◆ **Requirement a**
Repeat the lines of the records verbatim, beginning at the line that contains "joined-text: Tham gia" and continuing through the final line of the records.

◆ **Given text**

But it is also possible to select a subset of fields from an existing array.
To illustrate:
In [1]: dt1 = np.dtype('U10,i,f')
In [2]: dt2 = np.dtype('U10,i,f,i,i')
In [3]: x = np.ones(2,dtype=dt1)
In [4]: y = np.zeros(2,dtype=dt2)
In [5]: x
Out[5]:
array([('1', 1, 1.), ('1', 1, 1.)],
dtype=[('f0', '<U10'), ('f1', '<i4'), ('f2', '<f4')])
In [6]: y
Out[6]:
array([('', 0, 0., 0, 0), ('', 0, 0., 0, 0)],
dtype=[('f0', '<U10'), ('f1', '<i4'), ('f2', '<f4'), ('f3', '<i4'), ('f4', '<i4')])
A subset of the the y
fields:
In [7]: y[['f0','f1','f2']]
Out[7]:
array([('', 0, 0.), ('', 0, 0.)],
dtype={'names': ['f0', 'f1', 'f2'], 'formats': ['<U10', '<i4', '<f4'], 'offsets': [0, 40, 44], 'itemsize': 56})
There are some complications in this view
, as evidenced by the offsets
parameter in the new dtype. The structured arrays
doc page discusses this. Sometimes it's necessary to make a copy
using the recfunctions.repack
function.

◆ **Exercise materials**
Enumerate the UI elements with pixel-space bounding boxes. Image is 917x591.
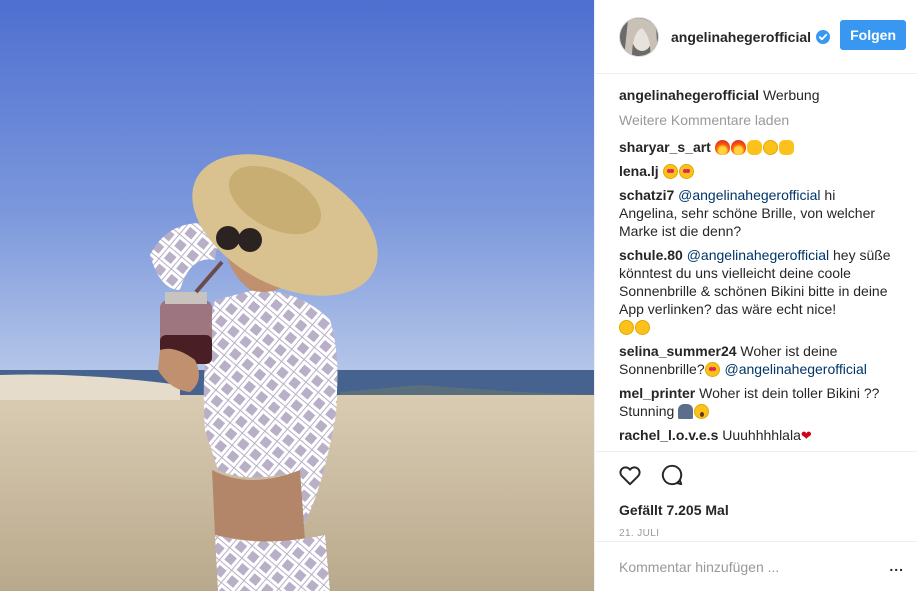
comment-username[interactable]: mel_printer <box>619 385 695 401</box>
comment-emojis <box>714 139 795 155</box>
post-actions: Gefällt 7.205 Mal 21. JULI <box>595 451 917 541</box>
fire-emoji-icon <box>730 140 746 155</box>
comment-input[interactable] <box>619 558 894 575</box>
heart-icon[interactable] <box>617 462 643 488</box>
thumbs-up-emoji-icon <box>778 140 794 155</box>
red-heart-emoji-icon: ❤ <box>800 428 812 443</box>
grin-emoji-icon <box>762 140 778 155</box>
instagram-post: angelinahegerofficial Folgen angelinaheg… <box>0 0 917 591</box>
action-icons <box>617 462 894 488</box>
post-photo[interactable] <box>0 0 594 591</box>
heart-eyes-emoji-icon <box>678 164 694 179</box>
comment-item: rachel_l.o.v.e.s Uuuhhhhlala❤ <box>619 426 894 444</box>
comment-username[interactable]: schule.80 <box>619 247 683 263</box>
person-emoji-icon <box>678 404 694 419</box>
caption: angelinahegerofficial Werbung <box>619 86 894 104</box>
comment-mention-link[interactable]: @angelinahegerofficial <box>678 187 820 203</box>
comment-item: sharyar_s_art <box>619 138 894 156</box>
caption-text: Werbung <box>762 87 820 103</box>
heart-eyes-emoji-icon <box>662 164 678 179</box>
comment-username[interactable]: rachel_l.o.v.e.s <box>619 427 718 443</box>
comment-username[interactable]: lena.lj <box>619 163 659 179</box>
comment-bubble-icon[interactable] <box>659 462 685 488</box>
avatar-image <box>620 17 658 56</box>
load-more-comments-link[interactable]: Weitere Kommentare laden <box>619 112 894 128</box>
verified-badge-icon <box>816 29 831 44</box>
comment-item: lena.lj <box>619 162 894 180</box>
post-side-panel: angelinahegerofficial Folgen angelinaheg… <box>594 0 917 591</box>
comment-username[interactable]: selina_summer24 <box>619 343 737 359</box>
comment-mention-link[interactable]: @angelinahegerofficial <box>687 247 829 263</box>
comment-username[interactable]: schatzi7 <box>619 187 674 203</box>
more-options-icon[interactable]: ... <box>889 559 904 573</box>
post-username[interactable]: angelinahegerofficial <box>671 29 831 45</box>
post-date[interactable]: 21. JULI <box>619 528 894 539</box>
avatar[interactable] <box>619 16 659 57</box>
heart-eyes-emoji-icon <box>704 362 720 377</box>
add-comment-bar: ... <box>595 541 917 591</box>
likes-count[interactable]: Gefällt 7.205 Mal <box>619 502 894 518</box>
follow-button[interactable]: Folgen <box>840 20 906 50</box>
ok-hand-emoji-icon <box>746 140 762 155</box>
comment-item: schule.80 @angelinahegerofficial hey süß… <box>619 246 894 336</box>
comment-mention-link[interactable]: @angelinahegerofficial <box>725 361 867 377</box>
comment-item: mel_printer Woher ist dein toller Bikini… <box>619 384 894 420</box>
post-username-text[interactable]: angelinahegerofficial <box>671 29 811 45</box>
comment-text: Uuuhhhhlala <box>718 427 801 443</box>
comments-list: angelinahegerofficial Werbung Weitere Ko… <box>595 74 917 451</box>
smile-blush-emoji-icon <box>635 320 650 335</box>
comment-username[interactable]: sharyar_s_art <box>619 139 711 155</box>
post-header: angelinahegerofficial Folgen <box>595 0 917 74</box>
beach-photo-image <box>0 0 594 591</box>
smile-emoji-icon <box>619 320 634 335</box>
caption-username[interactable]: angelinahegerofficial <box>619 87 759 103</box>
comment-item: selina_summer24 Woher ist deine Sonnenbr… <box>619 342 894 378</box>
scream-emoji-icon <box>694 404 710 419</box>
fire-emoji-icon <box>714 140 730 155</box>
comment-item: schatzi7 @angelinahegerofficial hi Angel… <box>619 186 894 240</box>
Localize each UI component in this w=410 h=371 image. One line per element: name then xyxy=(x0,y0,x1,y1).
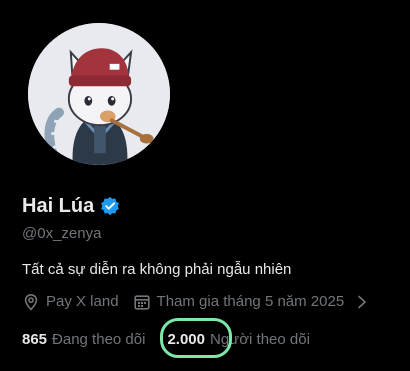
joined-text: Tham gia tháng 5 năm 2025 xyxy=(156,293,345,310)
chevron-right-icon[interactable] xyxy=(356,295,368,309)
user-handle: @0x_zenya xyxy=(22,225,102,242)
profile-name-row: Hai Lúa xyxy=(22,194,120,218)
location-item: Pay X land xyxy=(22,292,119,312)
display-name: Hai Lúa xyxy=(22,195,95,217)
location-pin-icon xyxy=(22,293,40,311)
following-link[interactable]: 865 Đang theo dõi xyxy=(22,330,145,350)
verified-badge-icon[interactable] xyxy=(100,196,120,216)
followers-link[interactable]: 2.000 Người theo dõi xyxy=(167,330,309,350)
location-text: Pay X land xyxy=(46,293,119,310)
avatar[interactable] xyxy=(26,21,172,167)
calendar-icon xyxy=(133,293,151,311)
following-count: 865 xyxy=(22,331,48,348)
profile-bio: Tất cả sự diễn ra không phải ngẫu nhiên xyxy=(22,261,292,278)
profile-meta-row: Pay X land Tham gia tháng 5 năm 2025 xyxy=(22,292,368,312)
profile-stats-row: 865 Đang theo dõi 2.000 Người theo dõi xyxy=(22,330,310,350)
avatar-cat-illustration xyxy=(28,23,170,165)
followers-count: 2.000 xyxy=(167,331,205,348)
joined-item[interactable]: Tham gia tháng 5 năm 2025 xyxy=(133,292,369,312)
following-label: Đang theo dõi xyxy=(52,331,146,348)
followers-label: Người theo dõi xyxy=(209,331,310,348)
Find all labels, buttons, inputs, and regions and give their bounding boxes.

◆ **Requirement b**
Reproduce the passage of the structured-array text verbatim, beginning at the words "But it is also" and ending after the words "x = np.ones(2,dtype=dt1)".

◆ **Full response a**
joined-text: Tham gia tháng 5 năm 2025 xyxy=(156,293,345,310)
chevron-right-icon[interactable] xyxy=(356,295,368,309)
user-handle: @0x_zenya xyxy=(22,225,102,242)
profile-name-row: Hai Lúa xyxy=(22,194,120,218)
location-item: Pay X land xyxy=(22,292,119,312)
display-name: Hai Lúa xyxy=(22,195,95,217)
location-pin-icon xyxy=(22,293,40,311)
following-link[interactable]: 865 Đang theo dõi xyxy=(22,330,145,350)
verified-badge-icon[interactable] xyxy=(100,196,120,216)
followers-link[interactable]: 2.000 Người theo dõi xyxy=(167,330,309,350)
location-text: Pay X land xyxy=(46,293,119,310)
avatar[interactable] xyxy=(26,21,172,167)
calendar-icon xyxy=(133,293,151,311)
following-count: 865 xyxy=(22,331,48,348)
profile-bio: Tất cả sự diễn ra không phải ngẫu nhiên xyxy=(22,261,292,278)
profile-meta-row: Pay X land Tham gia tháng 5 năm 2025 xyxy=(22,292,368,312)
profile-stats-row: 865 Đang theo dõi 2.000 Người theo dõi xyxy=(22,330,310,350)
avatar-cat-illustration xyxy=(28,23,170,165)
followers-count: 2.000 xyxy=(167,331,205,348)
joined-item[interactable]: Tham gia tháng 5 năm 2025 xyxy=(133,292,369,312)
following-label: Đang theo dõi xyxy=(52,331,146,348)
followers-label: Người theo dõi xyxy=(209,331,310,348)
Find all labels, buttons, inputs, and regions and give their bounding boxes.

◆ **Full response b**
But it is also possible to select a subset of fields from an existing array.
To illustrate:
In [1]: dt1 = np.dtype('U10,i,f')
In [2]: dt2 = np.dtype('U10,i,f,i,i')
In [3]: x = np.ones(2,dtype=dt1)